**What is asked:** In the records below, find each line with the word "MOUSSA" and copy it.

**Given records:**

===============

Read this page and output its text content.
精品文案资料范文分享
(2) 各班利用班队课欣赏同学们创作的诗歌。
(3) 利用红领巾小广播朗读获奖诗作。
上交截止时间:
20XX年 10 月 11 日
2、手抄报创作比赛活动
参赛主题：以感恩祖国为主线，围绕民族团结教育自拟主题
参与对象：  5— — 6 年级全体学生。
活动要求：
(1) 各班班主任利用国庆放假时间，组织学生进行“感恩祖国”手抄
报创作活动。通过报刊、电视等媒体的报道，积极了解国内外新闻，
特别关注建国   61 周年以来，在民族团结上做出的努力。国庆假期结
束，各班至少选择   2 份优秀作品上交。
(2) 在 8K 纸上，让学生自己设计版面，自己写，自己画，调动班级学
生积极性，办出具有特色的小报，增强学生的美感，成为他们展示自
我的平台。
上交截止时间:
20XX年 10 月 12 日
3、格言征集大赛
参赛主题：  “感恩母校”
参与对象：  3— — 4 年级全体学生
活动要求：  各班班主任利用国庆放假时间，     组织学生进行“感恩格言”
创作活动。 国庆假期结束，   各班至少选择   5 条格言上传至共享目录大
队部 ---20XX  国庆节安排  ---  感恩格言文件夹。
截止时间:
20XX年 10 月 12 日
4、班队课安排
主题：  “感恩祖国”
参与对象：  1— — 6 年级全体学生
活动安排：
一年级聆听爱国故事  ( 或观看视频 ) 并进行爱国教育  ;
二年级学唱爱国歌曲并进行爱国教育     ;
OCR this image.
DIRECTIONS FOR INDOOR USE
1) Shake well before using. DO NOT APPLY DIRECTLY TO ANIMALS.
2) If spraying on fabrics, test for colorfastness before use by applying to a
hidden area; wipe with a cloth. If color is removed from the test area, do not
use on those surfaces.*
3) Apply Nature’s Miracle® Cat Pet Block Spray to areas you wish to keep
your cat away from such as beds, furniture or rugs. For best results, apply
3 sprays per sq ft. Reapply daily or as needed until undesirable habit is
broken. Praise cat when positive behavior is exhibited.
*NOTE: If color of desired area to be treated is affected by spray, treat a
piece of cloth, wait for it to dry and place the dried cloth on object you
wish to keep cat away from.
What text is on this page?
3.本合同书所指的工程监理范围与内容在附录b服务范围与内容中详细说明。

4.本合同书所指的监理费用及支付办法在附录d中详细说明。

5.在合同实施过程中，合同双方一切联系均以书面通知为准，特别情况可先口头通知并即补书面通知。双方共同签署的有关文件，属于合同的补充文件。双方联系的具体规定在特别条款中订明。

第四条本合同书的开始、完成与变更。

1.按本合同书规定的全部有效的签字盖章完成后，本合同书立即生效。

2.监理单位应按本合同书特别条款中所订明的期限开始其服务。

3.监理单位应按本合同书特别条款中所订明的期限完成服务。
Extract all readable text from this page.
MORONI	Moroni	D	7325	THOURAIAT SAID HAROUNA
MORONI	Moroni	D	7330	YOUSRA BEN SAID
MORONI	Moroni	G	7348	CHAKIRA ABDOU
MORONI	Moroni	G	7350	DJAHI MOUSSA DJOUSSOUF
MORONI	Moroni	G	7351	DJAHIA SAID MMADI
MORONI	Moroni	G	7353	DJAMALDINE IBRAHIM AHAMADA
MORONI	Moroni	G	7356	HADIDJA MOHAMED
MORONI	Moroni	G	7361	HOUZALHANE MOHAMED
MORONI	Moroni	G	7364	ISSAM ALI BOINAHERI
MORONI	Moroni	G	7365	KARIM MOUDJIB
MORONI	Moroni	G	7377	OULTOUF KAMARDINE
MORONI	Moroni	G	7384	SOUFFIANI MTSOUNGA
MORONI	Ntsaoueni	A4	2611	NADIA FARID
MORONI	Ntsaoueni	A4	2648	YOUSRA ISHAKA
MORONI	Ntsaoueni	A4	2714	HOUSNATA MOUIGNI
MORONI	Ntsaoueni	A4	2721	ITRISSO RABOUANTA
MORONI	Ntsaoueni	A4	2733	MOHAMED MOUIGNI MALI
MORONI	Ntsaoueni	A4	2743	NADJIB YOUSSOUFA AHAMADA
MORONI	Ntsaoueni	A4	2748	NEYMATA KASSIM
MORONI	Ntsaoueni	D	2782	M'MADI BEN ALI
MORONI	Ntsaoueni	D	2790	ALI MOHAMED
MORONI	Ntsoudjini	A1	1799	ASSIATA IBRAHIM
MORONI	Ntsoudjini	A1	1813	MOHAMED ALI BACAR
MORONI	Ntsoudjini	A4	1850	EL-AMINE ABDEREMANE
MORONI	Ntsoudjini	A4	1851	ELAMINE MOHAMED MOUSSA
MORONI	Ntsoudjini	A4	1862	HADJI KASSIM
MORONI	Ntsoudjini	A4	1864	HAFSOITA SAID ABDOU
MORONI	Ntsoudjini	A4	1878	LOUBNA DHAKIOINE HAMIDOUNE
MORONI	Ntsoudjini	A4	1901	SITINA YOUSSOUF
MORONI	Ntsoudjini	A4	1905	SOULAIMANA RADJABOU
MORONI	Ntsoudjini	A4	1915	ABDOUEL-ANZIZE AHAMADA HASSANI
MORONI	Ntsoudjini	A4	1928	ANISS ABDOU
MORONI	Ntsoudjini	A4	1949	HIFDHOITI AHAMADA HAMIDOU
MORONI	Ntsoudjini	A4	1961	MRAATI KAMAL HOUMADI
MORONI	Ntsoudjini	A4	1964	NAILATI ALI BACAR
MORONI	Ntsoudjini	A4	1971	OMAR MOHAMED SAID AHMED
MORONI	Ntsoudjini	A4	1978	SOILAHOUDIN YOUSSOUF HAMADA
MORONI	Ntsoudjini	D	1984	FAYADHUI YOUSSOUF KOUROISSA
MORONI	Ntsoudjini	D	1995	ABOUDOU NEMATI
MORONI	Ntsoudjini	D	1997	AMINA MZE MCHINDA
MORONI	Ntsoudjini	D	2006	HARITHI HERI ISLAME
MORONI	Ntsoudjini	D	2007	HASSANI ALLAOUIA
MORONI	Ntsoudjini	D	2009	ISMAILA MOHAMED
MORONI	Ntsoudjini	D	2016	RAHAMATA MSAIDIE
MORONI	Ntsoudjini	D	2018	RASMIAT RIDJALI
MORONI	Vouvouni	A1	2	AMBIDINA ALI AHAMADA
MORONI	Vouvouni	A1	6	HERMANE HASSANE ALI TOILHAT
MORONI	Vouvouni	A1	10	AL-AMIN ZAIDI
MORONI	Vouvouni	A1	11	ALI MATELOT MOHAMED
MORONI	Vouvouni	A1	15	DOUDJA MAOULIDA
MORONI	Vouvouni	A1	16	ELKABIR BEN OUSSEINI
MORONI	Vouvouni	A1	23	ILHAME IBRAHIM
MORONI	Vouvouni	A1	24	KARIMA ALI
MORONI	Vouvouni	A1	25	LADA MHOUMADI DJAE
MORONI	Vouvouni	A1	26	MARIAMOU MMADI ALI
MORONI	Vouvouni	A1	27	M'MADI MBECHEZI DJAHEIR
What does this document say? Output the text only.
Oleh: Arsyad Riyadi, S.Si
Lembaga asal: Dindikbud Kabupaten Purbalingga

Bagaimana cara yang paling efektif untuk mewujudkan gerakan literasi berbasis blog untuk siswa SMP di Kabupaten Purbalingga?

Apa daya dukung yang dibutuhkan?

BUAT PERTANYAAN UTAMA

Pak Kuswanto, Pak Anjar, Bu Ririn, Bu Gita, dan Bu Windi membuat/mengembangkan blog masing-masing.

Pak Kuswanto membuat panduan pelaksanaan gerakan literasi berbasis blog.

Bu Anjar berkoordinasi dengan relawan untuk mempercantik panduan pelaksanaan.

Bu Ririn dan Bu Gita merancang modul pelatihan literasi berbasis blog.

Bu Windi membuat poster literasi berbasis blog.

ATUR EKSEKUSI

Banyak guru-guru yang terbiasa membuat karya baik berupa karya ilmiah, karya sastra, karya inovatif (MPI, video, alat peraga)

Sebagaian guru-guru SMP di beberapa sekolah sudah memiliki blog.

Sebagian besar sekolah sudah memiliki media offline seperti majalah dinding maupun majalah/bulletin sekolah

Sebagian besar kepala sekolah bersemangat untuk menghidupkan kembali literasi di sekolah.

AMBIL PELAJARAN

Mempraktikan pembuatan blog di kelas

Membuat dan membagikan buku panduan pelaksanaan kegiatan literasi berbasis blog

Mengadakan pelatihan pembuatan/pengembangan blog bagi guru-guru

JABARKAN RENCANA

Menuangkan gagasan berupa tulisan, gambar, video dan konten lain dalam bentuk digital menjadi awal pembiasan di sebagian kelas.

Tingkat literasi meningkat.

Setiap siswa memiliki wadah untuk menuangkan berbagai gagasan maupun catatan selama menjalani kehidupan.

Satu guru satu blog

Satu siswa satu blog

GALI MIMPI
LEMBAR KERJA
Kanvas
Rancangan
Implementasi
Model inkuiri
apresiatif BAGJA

===============

**Reply:**
MORONI	Moroni	G	7350	DJAHI MOUSSA DJOUSSOUF
MORONI	Ntsoudjini	A4	1851	ELAMINE MOHAMED MOUSSA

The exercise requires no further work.